### [SET EXERCISE]
From the entries below, tally how many lines contain "snippet" and report only that figure.

******

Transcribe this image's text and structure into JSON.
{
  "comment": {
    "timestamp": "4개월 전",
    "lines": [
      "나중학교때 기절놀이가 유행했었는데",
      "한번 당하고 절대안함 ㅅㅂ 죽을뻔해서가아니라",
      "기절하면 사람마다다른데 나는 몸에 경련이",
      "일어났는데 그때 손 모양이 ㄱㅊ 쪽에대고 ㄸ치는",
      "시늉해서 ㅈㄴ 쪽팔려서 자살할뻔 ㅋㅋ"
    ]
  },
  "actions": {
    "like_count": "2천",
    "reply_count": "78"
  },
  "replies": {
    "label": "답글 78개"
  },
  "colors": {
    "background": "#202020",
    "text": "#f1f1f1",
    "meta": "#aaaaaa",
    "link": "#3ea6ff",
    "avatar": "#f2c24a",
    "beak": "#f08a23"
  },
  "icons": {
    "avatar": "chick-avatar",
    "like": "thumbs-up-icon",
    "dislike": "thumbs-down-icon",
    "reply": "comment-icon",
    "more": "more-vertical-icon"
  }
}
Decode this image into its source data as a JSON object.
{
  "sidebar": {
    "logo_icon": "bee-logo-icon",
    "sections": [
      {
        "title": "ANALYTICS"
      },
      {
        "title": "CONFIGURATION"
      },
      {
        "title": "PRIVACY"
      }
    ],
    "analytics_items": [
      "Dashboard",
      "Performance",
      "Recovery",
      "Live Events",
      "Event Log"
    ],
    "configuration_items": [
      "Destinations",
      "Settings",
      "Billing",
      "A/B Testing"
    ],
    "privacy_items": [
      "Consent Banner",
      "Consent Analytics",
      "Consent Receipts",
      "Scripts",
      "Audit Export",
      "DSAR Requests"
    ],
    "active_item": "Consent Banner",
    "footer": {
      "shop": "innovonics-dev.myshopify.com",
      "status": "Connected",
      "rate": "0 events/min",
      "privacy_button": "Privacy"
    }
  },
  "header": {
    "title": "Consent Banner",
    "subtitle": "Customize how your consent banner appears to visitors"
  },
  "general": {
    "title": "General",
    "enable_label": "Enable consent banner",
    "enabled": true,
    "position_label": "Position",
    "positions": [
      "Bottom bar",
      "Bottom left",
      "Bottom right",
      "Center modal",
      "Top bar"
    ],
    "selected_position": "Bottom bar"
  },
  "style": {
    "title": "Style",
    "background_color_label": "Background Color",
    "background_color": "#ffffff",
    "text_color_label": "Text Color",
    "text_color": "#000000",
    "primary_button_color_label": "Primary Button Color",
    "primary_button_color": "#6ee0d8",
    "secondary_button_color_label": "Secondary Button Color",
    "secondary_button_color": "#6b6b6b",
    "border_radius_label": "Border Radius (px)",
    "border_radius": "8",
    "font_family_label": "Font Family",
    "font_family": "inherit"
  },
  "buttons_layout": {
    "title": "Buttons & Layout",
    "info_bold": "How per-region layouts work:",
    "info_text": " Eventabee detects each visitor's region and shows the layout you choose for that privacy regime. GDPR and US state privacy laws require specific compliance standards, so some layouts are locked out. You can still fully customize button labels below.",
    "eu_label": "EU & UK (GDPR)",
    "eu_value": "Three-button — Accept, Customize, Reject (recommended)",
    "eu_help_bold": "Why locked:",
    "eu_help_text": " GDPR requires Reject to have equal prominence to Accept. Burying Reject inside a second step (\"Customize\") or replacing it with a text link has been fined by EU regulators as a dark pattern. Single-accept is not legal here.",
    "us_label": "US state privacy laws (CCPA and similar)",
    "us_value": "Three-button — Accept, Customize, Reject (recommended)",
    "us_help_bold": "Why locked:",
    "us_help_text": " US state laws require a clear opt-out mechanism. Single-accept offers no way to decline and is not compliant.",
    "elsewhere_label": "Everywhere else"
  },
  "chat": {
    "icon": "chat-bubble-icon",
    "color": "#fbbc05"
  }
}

******

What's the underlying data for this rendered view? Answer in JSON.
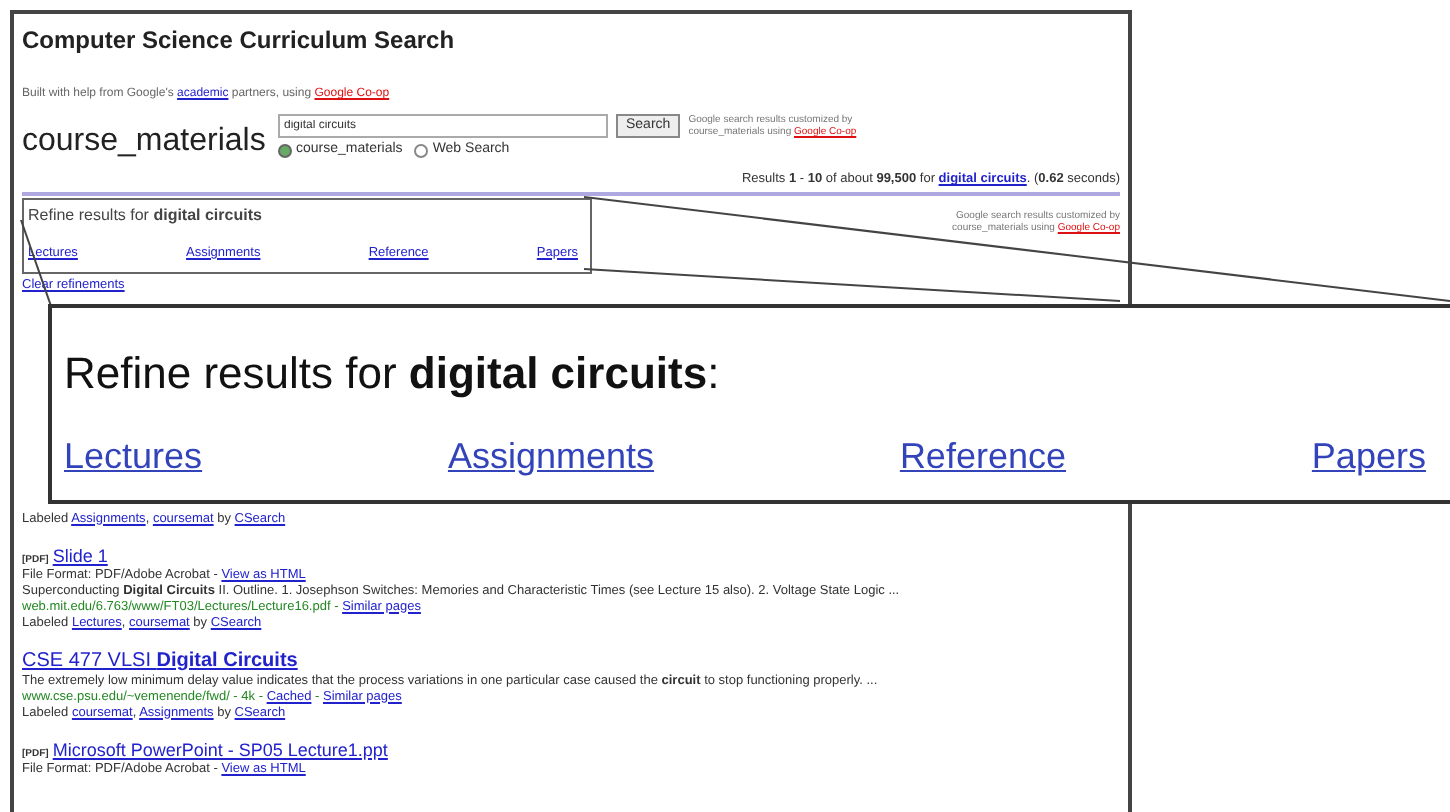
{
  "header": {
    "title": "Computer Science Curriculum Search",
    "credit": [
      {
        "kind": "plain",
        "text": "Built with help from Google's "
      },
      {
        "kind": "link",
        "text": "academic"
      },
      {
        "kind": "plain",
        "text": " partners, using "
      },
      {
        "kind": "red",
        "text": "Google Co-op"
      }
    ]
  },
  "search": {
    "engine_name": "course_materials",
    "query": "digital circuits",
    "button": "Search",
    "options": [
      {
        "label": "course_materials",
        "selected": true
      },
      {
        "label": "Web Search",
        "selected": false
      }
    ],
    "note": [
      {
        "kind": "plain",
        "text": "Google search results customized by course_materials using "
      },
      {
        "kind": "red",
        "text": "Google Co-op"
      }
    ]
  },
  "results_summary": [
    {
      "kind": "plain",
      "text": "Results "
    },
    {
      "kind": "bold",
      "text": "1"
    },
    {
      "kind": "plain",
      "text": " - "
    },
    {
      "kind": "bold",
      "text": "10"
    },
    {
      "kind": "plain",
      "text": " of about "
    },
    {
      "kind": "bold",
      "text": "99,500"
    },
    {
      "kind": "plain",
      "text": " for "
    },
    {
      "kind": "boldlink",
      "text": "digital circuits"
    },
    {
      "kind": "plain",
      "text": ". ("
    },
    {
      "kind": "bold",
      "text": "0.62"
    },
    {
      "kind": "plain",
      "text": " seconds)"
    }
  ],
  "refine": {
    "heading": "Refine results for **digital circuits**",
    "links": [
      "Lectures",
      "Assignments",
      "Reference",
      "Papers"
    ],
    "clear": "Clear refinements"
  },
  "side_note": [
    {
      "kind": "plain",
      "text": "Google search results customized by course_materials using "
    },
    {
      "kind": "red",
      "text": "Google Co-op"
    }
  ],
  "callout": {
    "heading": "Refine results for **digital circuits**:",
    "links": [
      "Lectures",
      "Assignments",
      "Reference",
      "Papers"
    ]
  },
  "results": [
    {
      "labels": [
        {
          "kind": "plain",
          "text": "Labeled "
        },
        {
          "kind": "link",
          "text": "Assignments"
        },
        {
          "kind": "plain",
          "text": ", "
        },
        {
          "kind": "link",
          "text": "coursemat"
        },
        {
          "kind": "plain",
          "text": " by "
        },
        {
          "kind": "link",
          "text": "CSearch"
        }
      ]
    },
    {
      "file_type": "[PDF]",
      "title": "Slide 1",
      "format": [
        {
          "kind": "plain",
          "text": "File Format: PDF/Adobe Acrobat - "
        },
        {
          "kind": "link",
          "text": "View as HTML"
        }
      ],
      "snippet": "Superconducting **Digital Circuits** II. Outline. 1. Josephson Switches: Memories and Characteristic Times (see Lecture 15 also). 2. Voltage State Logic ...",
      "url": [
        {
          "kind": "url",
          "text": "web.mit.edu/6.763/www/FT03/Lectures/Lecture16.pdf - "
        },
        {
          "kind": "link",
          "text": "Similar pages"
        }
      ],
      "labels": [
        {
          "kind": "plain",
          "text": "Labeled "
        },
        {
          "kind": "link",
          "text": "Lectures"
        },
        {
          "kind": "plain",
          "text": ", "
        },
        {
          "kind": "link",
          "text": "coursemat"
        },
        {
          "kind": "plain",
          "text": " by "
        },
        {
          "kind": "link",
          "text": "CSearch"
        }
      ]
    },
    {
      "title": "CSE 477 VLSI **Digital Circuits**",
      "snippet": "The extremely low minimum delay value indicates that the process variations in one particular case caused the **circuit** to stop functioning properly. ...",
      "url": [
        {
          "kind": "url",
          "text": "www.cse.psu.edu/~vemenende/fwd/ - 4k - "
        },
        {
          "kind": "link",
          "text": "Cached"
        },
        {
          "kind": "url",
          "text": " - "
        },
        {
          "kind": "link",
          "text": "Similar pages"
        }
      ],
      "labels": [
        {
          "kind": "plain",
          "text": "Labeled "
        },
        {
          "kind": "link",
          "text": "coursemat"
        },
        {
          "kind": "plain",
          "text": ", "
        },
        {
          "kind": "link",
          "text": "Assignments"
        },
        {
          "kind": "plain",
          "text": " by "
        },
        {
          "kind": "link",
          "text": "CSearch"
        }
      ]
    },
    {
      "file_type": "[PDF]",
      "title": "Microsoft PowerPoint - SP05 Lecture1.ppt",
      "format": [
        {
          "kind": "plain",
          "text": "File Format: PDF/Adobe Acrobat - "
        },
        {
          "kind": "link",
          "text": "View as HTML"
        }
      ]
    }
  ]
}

******

### [ANSWER TO THIS EXERCISE]
2